AIM OF THE TASK = Note each line that includes the word "this". Copy those lines.

Stored items from a collection
****************

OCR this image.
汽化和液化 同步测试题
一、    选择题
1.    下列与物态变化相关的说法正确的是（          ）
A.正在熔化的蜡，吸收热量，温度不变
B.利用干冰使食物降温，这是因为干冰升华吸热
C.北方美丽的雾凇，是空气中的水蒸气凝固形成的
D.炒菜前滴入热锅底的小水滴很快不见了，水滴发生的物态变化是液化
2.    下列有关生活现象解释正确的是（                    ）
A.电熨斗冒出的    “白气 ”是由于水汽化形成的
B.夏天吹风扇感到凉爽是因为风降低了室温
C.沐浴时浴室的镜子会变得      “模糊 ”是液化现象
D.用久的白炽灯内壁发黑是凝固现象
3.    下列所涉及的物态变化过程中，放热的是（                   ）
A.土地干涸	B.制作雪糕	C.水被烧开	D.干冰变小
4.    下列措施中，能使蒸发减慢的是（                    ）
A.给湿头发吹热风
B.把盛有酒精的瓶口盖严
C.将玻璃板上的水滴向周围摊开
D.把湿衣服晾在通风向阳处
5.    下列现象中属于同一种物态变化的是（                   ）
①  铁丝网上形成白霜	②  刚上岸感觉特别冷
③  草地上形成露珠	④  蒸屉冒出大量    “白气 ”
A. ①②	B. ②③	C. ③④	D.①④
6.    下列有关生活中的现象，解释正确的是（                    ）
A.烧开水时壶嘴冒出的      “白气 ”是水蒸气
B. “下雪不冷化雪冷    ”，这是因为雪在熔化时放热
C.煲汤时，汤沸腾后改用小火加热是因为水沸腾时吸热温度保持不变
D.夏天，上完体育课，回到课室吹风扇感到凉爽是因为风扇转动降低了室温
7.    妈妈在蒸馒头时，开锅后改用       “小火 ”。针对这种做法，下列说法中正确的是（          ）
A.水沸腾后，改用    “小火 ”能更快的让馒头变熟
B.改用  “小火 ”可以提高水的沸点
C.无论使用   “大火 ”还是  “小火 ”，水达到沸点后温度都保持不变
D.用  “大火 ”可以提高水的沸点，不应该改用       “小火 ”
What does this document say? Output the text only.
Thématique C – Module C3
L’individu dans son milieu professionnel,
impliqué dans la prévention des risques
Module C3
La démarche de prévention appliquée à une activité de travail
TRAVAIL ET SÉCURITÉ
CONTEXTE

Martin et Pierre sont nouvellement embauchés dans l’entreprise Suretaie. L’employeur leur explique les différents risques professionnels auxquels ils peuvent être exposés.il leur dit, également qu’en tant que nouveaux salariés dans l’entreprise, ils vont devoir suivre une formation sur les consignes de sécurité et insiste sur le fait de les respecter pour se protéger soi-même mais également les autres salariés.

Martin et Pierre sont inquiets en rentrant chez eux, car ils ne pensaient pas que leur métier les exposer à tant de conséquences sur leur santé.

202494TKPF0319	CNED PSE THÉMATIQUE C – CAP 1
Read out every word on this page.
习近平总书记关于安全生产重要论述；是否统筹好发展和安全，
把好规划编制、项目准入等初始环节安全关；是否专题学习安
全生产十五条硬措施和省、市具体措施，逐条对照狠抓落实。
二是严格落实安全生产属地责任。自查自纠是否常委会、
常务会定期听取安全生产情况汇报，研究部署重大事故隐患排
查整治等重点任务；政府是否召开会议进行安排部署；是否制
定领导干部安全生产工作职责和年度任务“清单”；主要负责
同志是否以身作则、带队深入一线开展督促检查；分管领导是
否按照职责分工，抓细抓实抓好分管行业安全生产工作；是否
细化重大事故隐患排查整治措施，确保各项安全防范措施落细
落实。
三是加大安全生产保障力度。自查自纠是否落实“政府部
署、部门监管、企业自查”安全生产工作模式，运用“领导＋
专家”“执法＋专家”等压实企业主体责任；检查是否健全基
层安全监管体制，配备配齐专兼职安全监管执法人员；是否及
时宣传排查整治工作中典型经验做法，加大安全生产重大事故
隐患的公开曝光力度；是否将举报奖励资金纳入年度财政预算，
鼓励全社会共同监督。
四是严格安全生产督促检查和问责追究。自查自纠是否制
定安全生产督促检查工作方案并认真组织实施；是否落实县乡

****************

RESPONSE BELOW =
OCR this image.
What does this document say? Output the text only.
Read out every word on this page.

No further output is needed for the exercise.